What you have to do: Copy out all lines where "Coeff" appears.

Supplied information:

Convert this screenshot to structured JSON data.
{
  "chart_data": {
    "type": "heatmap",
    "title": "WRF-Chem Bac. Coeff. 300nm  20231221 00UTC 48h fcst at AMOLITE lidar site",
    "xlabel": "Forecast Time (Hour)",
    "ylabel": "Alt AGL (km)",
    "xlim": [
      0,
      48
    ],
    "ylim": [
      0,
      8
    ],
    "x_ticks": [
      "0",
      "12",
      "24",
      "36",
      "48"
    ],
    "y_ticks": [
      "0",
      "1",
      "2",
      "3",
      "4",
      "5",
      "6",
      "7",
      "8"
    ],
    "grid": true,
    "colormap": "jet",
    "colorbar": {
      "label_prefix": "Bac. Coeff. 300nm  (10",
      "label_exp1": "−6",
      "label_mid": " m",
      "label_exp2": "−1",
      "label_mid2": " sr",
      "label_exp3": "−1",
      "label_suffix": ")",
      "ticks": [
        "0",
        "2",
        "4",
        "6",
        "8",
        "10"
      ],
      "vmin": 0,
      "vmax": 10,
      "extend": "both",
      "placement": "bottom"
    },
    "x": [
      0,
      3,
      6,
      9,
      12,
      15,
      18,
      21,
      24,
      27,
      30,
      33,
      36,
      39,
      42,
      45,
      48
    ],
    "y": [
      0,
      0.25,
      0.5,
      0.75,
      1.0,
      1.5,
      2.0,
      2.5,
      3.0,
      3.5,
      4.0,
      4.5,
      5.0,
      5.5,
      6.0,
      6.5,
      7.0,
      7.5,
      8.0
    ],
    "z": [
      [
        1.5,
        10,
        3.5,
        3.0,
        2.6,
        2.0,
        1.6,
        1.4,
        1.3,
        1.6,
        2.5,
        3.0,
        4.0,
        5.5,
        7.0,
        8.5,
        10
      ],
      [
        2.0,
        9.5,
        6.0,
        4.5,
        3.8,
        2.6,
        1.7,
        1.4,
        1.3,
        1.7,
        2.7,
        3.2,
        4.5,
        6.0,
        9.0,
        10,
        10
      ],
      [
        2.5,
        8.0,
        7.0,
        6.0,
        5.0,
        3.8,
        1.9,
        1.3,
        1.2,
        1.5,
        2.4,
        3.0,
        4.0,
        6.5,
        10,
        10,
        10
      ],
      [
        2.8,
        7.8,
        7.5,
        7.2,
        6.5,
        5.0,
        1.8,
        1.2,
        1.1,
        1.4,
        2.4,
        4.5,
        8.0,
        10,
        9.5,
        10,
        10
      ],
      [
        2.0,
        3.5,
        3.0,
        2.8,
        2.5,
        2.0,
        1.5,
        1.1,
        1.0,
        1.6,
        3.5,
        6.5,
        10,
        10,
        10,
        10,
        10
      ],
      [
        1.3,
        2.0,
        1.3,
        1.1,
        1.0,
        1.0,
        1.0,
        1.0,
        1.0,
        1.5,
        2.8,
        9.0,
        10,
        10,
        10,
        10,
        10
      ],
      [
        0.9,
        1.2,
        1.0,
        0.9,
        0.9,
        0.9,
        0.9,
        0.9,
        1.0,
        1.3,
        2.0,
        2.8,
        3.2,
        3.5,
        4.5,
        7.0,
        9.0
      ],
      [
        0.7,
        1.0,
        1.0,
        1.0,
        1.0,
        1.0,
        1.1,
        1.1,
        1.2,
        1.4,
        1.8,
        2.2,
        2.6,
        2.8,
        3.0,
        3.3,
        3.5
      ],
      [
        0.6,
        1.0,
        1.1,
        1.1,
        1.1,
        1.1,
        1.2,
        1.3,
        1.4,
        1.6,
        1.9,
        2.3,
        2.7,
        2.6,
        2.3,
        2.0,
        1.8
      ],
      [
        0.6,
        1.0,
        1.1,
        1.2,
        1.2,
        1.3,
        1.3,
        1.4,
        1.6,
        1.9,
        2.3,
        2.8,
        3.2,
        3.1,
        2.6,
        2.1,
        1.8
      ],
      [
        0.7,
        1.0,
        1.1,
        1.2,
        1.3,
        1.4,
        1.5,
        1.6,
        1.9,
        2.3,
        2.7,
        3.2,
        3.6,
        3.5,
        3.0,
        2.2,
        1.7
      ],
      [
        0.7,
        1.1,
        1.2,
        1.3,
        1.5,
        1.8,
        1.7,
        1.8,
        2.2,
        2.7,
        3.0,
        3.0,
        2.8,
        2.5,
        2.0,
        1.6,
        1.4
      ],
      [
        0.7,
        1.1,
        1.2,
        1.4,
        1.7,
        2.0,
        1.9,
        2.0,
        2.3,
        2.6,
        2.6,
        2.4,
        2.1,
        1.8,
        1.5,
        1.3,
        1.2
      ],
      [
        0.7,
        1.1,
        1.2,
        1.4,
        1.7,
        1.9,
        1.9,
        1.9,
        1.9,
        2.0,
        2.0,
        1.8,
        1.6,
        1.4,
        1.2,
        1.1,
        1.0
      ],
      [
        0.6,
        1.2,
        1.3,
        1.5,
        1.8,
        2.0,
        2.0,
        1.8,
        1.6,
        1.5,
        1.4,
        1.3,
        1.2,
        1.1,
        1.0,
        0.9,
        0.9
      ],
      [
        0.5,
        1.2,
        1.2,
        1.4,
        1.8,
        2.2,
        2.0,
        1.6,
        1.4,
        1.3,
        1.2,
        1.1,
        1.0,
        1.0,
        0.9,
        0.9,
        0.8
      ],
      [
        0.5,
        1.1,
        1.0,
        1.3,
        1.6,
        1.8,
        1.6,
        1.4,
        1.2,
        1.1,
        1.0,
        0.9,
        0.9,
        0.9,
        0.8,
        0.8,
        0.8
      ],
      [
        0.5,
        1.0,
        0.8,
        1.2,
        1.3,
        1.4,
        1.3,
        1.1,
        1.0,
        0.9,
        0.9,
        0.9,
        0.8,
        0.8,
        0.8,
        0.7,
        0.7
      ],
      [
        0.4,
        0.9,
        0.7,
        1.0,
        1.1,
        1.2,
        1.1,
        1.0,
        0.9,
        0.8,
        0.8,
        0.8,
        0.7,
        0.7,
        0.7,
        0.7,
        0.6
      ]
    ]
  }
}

Solution:
    "title": "WRF-Chem Bac. Coeff. 300nm  20231221 00UTC 48h fcst at AMOLITE lidar site",
      "label_prefix": "Bac. Coeff. 300nm  (10",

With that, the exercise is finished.